--- THE RECORDS ---

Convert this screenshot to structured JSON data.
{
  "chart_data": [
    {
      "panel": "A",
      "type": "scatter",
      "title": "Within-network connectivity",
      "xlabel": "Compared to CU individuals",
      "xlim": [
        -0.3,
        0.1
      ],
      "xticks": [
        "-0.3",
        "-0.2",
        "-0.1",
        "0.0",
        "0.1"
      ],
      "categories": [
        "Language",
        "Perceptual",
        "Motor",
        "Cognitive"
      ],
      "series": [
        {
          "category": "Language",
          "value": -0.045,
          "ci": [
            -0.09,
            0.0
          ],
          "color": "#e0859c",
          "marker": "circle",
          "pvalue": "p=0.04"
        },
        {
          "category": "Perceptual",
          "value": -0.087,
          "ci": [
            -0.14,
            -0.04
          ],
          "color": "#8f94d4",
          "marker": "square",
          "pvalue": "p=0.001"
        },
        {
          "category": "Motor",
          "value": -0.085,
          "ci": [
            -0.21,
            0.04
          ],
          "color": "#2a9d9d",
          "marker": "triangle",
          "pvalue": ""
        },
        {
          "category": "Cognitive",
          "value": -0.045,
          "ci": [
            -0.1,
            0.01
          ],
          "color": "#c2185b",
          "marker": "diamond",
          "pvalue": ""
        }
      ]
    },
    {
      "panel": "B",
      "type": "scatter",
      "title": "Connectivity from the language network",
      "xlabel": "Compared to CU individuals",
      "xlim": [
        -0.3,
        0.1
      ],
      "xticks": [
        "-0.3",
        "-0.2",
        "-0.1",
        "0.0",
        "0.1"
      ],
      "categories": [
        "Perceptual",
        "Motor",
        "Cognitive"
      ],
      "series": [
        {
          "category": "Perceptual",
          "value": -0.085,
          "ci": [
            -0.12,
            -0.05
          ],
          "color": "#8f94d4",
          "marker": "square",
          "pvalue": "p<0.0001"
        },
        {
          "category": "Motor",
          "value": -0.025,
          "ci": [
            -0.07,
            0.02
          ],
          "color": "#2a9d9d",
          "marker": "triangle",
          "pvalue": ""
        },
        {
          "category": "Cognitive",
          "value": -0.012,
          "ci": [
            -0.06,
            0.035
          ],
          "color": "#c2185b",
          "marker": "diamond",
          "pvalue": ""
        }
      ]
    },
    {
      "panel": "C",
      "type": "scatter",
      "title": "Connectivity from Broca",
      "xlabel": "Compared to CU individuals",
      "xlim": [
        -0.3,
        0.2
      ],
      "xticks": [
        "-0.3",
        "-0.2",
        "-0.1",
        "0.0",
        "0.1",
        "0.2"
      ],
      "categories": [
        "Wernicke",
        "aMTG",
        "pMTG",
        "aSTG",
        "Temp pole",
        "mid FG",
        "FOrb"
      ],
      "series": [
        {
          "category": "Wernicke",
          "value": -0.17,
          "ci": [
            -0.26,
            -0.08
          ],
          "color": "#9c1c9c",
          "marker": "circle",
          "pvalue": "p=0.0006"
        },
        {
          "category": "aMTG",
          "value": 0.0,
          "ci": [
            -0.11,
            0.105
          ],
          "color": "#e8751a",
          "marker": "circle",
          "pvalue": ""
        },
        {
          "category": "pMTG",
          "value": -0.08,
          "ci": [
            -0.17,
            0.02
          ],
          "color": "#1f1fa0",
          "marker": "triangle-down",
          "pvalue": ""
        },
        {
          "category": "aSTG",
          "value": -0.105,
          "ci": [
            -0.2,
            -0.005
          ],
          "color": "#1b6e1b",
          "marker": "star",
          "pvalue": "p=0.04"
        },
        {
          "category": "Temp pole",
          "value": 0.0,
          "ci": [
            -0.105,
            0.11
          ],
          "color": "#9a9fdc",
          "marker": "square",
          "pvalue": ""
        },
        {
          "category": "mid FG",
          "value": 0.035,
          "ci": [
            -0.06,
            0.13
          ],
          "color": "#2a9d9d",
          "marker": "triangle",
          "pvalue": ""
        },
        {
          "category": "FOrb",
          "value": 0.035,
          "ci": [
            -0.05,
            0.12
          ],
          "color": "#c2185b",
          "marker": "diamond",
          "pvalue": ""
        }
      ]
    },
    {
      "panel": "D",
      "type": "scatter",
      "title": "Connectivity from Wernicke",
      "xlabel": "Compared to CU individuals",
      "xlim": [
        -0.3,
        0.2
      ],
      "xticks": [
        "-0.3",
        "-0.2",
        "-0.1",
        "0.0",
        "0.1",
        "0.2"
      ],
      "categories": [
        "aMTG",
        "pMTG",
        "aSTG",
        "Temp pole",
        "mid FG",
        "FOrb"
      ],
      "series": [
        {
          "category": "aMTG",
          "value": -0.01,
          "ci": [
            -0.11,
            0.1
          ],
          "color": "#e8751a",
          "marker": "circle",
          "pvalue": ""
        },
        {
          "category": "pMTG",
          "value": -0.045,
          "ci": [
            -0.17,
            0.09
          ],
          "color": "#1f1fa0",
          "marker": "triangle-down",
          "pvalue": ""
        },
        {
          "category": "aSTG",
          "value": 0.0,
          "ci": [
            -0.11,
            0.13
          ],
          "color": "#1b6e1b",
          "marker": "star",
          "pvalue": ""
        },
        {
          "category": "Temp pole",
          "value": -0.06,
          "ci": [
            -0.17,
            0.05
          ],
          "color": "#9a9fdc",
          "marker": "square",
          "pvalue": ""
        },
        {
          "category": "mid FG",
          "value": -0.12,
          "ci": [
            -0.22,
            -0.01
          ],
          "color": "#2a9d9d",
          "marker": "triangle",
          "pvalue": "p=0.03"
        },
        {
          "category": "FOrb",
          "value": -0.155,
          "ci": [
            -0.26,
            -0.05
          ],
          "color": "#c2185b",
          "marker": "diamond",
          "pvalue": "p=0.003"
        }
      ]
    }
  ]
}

---

WHAT YOU HAVE TO DO: Copy the entries above exactly, leaving none out.

SOLUTION:
Convert this screenshot to structured JSON data.
{
  "chart_data": [
    {
      "panel": "A",
      "type": "scatter",
      "title": "Within-network connectivity",
      "xlabel": "Compared to CU individuals",
      "xlim": [
        -0.3,
        0.1
      ],
      "xticks": [
        "-0.3",
        "-0.2",
        "-0.1",
        "0.0",
        "0.1"
      ],
      "categories": [
        "Language",
        "Perceptual",
        "Motor",
        "Cognitive"
      ],
      "series": [
        {
          "category": "Language",
          "value": -0.045,
          "ci": [
            -0.09,
            0.0
          ],
          "color": "#e0859c",
          "marker": "circle",
          "pvalue": "p=0.04"
        },
        {
          "category": "Perceptual",
          "value": -0.087,
          "ci": [
            -0.14,
            -0.04
          ],
          "color": "#8f94d4",
          "marker": "square",
          "pvalue": "p=0.001"
        },
        {
          "category": "Motor",
          "value": -0.085,
          "ci": [
            -0.21,
            0.04
          ],
          "color": "#2a9d9d",
          "marker": "triangle",
          "pvalue": ""
        },
        {
          "category": "Cognitive",
          "value": -0.045,
          "ci": [
            -0.1,
            0.01
          ],
          "color": "#c2185b",
          "marker": "diamond",
          "pvalue": ""
        }
      ]
    },
    {
      "panel": "B",
      "type": "scatter",
      "title": "Connectivity from the language network",
      "xlabel": "Compared to CU individuals",
      "xlim": [
        -0.3,
        0.1
      ],
      "xticks": [
        "-0.3",
        "-0.2",
        "-0.1",
        "0.0",
        "0.1"
      ],
      "categories": [
        "Perceptual",
        "Motor",
        "Cognitive"
      ],
      "series": [
        {
          "category": "Perceptual",
          "value": -0.085,
          "ci": [
            -0.12,
            -0.05
          ],
          "color": "#8f94d4",
          "marker": "square",
          "pvalue": "p<0.0001"
        },
        {
          "category": "Motor",
          "value": -0.025,
          "ci": [
            -0.07,
            0.02
          ],
          "color": "#2a9d9d",
          "marker": "triangle",
          "pvalue": ""
        },
        {
          "category": "Cognitive",
          "value": -0.012,
          "ci": [
            -0.06,
            0.035
          ],
          "color": "#c2185b",
          "marker": "diamond",
          "pvalue": ""
        }
      ]
    },
    {
      "panel": "C",
      "type": "scatter",
      "title": "Connectivity from Broca",
      "xlabel": "Compared to CU individuals",
      "xlim": [
        -0.3,
        0.2
      ],
      "xticks": [
        "-0.3",
        "-0.2",
        "-0.1",
        "0.0",
        "0.1",
        "0.2"
      ],
      "categories": [
        "Wernicke",
        "aMTG",
        "pMTG",
        "aSTG",
        "Temp pole",
        "mid FG",
        "FOrb"
      ],
      "series": [
        {
          "category": "Wernicke",
          "value": -0.17,
          "ci": [
            -0.26,
            -0.08
          ],
          "color": "#9c1c9c",
          "marker": "circle",
          "pvalue": "p=0.0006"
        },
        {
          "category": "aMTG",
          "value": 0.0,
          "ci": [
            -0.11,
            0.105
          ],
          "color": "#e8751a",
          "marker": "circle",
          "pvalue": ""
        },
        {
          "category": "pMTG",
          "value": -0.08,
          "ci": [
            -0.17,
            0.02
          ],
          "color": "#1f1fa0",
          "marker": "triangle-down",
          "pvalue": ""
        },
        {
          "category": "aSTG",
          "value": -0.105,
          "ci": [
            -0.2,
            -0.005
          ],
          "color": "#1b6e1b",
          "marker": "star",
          "pvalue": "p=0.04"
        },
        {
          "category": "Temp pole",
          "value": 0.0,
          "ci": [
            -0.105,
            0.11
          ],
          "color": "#9a9fdc",
          "marker": "square",
          "pvalue": ""
        },
        {
          "category": "mid FG",
          "value": 0.035,
          "ci": [
            -0.06,
            0.13
          ],
          "color": "#2a9d9d",
          "marker": "triangle",
          "pvalue": ""
        },
        {
          "category": "FOrb",
          "value": 0.035,
          "ci": [
            -0.05,
            0.12
          ],
          "color": "#c2185b",
          "marker": "diamond",
          "pvalue": ""
        }
      ]
    },
    {
      "panel": "D",
      "type": "scatter",
      "title": "Connectivity from Wernicke",
      "xlabel": "Compared to CU individuals",
      "xlim": [
        -0.3,
        0.2
      ],
      "xticks": [
        "-0.3",
        "-0.2",
        "-0.1",
        "0.0",
        "0.1",
        "0.2"
      ],
      "categories": [
        "aMTG",
        "pMTG",
        "aSTG",
        "Temp pole",
        "mid FG",
        "FOrb"
      ],
      "series": [
        {
          "category": "aMTG",
          "value": -0.01,
          "ci": [
            -0.11,
            0.1
          ],
          "color": "#e8751a",
          "marker": "circle",
          "pvalue": ""
        },
        {
          "category": "pMTG",
          "value": -0.045,
          "ci": [
            -0.17,
            0.09
          ],
          "color": "#1f1fa0",
          "marker": "triangle-down",
          "pvalue": ""
        },
        {
          "category": "aSTG",
          "value": 0.0,
          "ci": [
            -0.11,
            0.13
          ],
          "color": "#1b6e1b",
          "marker": "star",
          "pvalue": ""
        },
        {
          "category": "Temp pole",
          "value": -0.06,
          "ci": [
            -0.17,
            0.05
          ],
          "color": "#9a9fdc",
          "marker": "square",
          "pvalue": ""
        },
        {
          "category": "mid FG",
          "value": -0.12,
          "ci": [
            -0.22,
            -0.01
          ],
          "color": "#2a9d9d",
          "marker": "triangle",
          "pvalue": "p=0.03"
        },
        {
          "category": "FOrb",
          "value": -0.155,
          "ci": [
            -0.26,
            -0.05
          ],
          "color": "#c2185b",
          "marker": "diamond",
          "pvalue": "p=0.003"
        }
      ]
    }
  ]
}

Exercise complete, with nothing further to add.